(Written request):
Can you continue the mailing-list reply on stealthing an M-Brain, shown below, picking up right after its last line?

(Excerpted passage):
Re: Stealthing your M-Brain

From: Mike Lorrey (mlorrey@datamann.com)
Date: Fri May 17 2002 - 15:19:25 MDT


Hal Finney wrote:
>
> I never understood thermodynamics that well, but something bothers me
> about this stealthiness concept.
>
> Ignoring black holes for the moment (which are super-cold),

What about the Hawking radiation?

> a star is
> radiating a certain amount of power into an artificially constructed
> shell which surrounds it. It seems to me that in equilibrium, the same
> amount of power has to be radiated from the shell.

Not necessarily. You want to dump waste power to the zero point field,
squeezing every last possible quanta out of your photons.

>
> Equilibrium in this context means that the shell is just rearranging
> matter. It is not absorbing energy by storing it into batteries or the
> equivalent, because that obviously cannot go on forever. All the energy
> the shell "uses" is ultimately dissipated as heat and therefore radiated.

(Records shown):
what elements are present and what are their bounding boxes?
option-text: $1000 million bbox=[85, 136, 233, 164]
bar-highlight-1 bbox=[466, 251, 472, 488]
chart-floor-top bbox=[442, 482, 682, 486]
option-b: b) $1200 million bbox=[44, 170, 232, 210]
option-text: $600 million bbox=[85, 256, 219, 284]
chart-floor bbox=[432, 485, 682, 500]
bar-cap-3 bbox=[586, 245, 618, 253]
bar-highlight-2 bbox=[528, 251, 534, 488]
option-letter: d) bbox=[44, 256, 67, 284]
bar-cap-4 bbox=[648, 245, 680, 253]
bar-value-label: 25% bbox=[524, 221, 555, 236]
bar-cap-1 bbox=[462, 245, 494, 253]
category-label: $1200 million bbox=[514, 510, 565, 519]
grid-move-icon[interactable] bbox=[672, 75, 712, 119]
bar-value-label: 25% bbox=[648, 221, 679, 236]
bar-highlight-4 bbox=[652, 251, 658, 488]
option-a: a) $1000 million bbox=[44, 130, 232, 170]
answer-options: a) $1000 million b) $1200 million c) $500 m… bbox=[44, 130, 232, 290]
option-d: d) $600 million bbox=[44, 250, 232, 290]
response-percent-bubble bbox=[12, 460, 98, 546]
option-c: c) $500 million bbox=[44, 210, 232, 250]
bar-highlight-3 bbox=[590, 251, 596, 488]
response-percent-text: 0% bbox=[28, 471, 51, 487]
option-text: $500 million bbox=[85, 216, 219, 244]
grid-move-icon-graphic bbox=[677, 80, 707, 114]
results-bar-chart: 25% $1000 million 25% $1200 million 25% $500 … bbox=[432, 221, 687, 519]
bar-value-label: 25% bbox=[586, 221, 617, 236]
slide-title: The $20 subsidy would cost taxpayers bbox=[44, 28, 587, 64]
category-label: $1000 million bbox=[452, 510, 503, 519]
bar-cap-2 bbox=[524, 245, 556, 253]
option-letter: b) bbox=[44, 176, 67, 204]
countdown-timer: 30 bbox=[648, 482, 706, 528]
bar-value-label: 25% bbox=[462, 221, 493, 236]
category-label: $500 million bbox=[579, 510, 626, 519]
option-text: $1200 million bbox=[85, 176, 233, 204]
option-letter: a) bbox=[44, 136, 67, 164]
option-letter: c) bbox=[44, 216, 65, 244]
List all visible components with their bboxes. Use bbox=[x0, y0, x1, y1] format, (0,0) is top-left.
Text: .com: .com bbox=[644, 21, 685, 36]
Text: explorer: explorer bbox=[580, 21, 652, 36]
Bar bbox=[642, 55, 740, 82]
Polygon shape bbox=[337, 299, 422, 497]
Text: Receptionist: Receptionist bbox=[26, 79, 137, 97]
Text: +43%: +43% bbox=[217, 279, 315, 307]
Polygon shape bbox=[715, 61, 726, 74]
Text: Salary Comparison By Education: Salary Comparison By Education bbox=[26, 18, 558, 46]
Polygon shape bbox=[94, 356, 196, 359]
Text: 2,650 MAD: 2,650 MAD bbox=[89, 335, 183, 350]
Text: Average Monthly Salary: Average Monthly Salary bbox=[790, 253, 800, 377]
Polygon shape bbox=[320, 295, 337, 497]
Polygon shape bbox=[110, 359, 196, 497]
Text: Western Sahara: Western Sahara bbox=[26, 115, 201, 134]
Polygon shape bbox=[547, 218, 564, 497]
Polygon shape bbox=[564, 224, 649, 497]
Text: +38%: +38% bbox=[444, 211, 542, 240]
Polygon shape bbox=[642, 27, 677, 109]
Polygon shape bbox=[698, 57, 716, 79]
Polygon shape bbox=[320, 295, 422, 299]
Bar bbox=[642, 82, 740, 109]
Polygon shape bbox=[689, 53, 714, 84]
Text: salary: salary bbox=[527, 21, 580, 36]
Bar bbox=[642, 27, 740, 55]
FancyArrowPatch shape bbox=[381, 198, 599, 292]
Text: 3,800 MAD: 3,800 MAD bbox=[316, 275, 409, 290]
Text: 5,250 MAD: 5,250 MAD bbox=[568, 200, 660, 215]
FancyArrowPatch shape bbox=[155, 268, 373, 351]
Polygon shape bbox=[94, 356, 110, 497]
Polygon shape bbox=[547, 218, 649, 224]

(Expected output):
Yes, but if you use the tungsten tech I had posted earlier, you are able
to squeeze more quanta out of your photons in a heat-pump sorta way,
thus you can do more work with the same amount of energy, and stealthing
yourself in the process.

>
> So in practice the same amount of power comes from outside the shell
> as from the star, and the only difference is that because the shell is
> larger, the temperature is less. The outgoing shell temperature depends
> solely on the temperature of the star, and the ratio of the size of the
> shell to the size of the star.

That is essentially right.

>
> I don't see where "cooling" comes into play here, except that you could
> redistribute the outgoing radiation to be stronger in some directions
> and weaker in others. But it seems like for a given star, the radiated
> temperature will depend solely on the size of the shell, and you can't
> cool it.

I don't think you are considering everything here. Heat isn't just
'warmness'. You have x calories or quantas of energy you are using. You
can use y amount of matter to conduct that energy, or z number of
electrons, or p number of photons. Each possible transmission method can
function at a nearly infinite number of wavelengths.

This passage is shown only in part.